Source records:
+ + + +

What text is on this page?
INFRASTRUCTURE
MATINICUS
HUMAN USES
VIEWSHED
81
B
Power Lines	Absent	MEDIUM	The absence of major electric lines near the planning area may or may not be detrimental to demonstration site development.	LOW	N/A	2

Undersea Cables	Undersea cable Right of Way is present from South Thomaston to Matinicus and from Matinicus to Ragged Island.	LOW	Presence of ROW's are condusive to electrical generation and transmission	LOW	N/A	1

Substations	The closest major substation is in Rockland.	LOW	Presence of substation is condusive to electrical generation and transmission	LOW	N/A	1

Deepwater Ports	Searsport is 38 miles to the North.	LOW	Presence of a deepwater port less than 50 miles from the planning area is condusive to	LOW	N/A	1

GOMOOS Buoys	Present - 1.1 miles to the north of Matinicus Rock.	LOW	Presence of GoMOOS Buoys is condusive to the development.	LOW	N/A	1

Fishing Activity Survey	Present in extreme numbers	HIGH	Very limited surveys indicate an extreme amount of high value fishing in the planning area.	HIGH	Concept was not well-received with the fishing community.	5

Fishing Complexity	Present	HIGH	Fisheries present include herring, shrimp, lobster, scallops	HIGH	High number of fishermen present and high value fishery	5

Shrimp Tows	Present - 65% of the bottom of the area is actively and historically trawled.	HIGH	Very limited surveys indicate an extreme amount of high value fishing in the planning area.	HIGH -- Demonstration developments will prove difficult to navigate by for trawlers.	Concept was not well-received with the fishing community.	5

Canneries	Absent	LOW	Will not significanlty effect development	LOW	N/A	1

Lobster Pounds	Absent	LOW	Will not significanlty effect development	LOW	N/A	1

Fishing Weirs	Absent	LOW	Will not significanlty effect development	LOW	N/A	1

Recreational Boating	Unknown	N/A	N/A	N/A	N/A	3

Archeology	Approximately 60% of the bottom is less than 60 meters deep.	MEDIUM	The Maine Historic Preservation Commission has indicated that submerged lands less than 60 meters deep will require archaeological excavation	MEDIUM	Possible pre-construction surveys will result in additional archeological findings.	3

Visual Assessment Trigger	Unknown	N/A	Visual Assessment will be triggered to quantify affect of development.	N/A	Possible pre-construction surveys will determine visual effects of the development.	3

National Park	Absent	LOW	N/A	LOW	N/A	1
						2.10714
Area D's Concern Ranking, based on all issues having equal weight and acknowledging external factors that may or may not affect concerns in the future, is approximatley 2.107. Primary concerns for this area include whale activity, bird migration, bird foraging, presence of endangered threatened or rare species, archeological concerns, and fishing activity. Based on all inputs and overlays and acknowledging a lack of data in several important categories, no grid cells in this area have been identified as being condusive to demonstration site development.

+ + + +

Restate every line of the data above exactly as it was written.

What text is on this page?
INFRASTRUCTURE
MATINICUS
HUMAN USES
VIEWSHED
81
B
Power Lines	Absent	MEDIUM	The absence of major electric lines near the planning area may or may not be detrimental to demonstration site development.	LOW	N/A	2

Undersea Cables	Undersea cable Right of Way is present from South Thomaston to Matinicus and from Matinicus to Ragged Island.	LOW	Presence of ROW's are condusive to electrical generation and transmission	LOW	N/A	1

Substations	The closest major substation is in Rockland.	LOW	Presence of substation is condusive to electrical generation and transmission	LOW	N/A	1

Deepwater Ports	Searsport is 38 miles to the North.	LOW	Presence of a deepwater port less than 50 miles from the planning area is condusive to	LOW	N/A	1

GOMOOS Buoys	Present - 1.1 miles to the north of Matinicus Rock.	LOW	Presence of GoMOOS Buoys is condusive to the development.	LOW	N/A	1

Fishing Activity Survey	Present in extreme numbers	HIGH	Very limited surveys indicate an extreme amount of high value fishing in the planning area.	HIGH	Concept was not well-received with the fishing community.	5

Fishing Complexity	Present	HIGH	Fisheries present include herring, shrimp, lobster, scallops	HIGH	High number of fishermen present and high value fishery	5

Shrimp Tows	Present - 65% of the bottom of the area is actively and historically trawled.	HIGH	Very limited surveys indicate an extreme amount of high value fishing in the planning area.	HIGH -- Demonstration developments will prove difficult to navigate by for trawlers.	Concept was not well-received with the fishing community.	5

Canneries	Absent	LOW	Will not significanlty effect development	LOW	N/A	1

Lobster Pounds	Absent	LOW	Will not significanlty effect development	LOW	N/A	1

Fishing Weirs	Absent	LOW	Will not significanlty effect development	LOW	N/A	1

Recreational Boating	Unknown	N/A	N/A	N/A	N/A	3

Archeology	Approximately 60% of the bottom is less than 60 meters deep.	MEDIUM	The Maine Historic Preservation Commission has indicated that submerged lands less than 60 meters deep will require archaeological excavation	MEDIUM	Possible pre-construction surveys will result in additional archeological findings.	3

Visual Assessment Trigger	Unknown	N/A	Visual Assessment will be triggered to quantify affect of development.	N/A	Possible pre-construction surveys will determine visual effects of the development.	3

National Park	Absent	LOW	N/A	LOW	N/A	1
						2.10714
Area D's Concern Ranking, based on all issues having equal weight and acknowledging external factors that may or may not affect concerns in the future, is approximatley 2.107. Primary concerns for this area include whale activity, bird migration, bird foraging, presence of endangered threatened or rare species, archeological concerns, and fishing activity. Based on all inputs and overlays and acknowledging a lack of data in several important categories, no grid cells in this area have been identified as being condusive to demonstration site development.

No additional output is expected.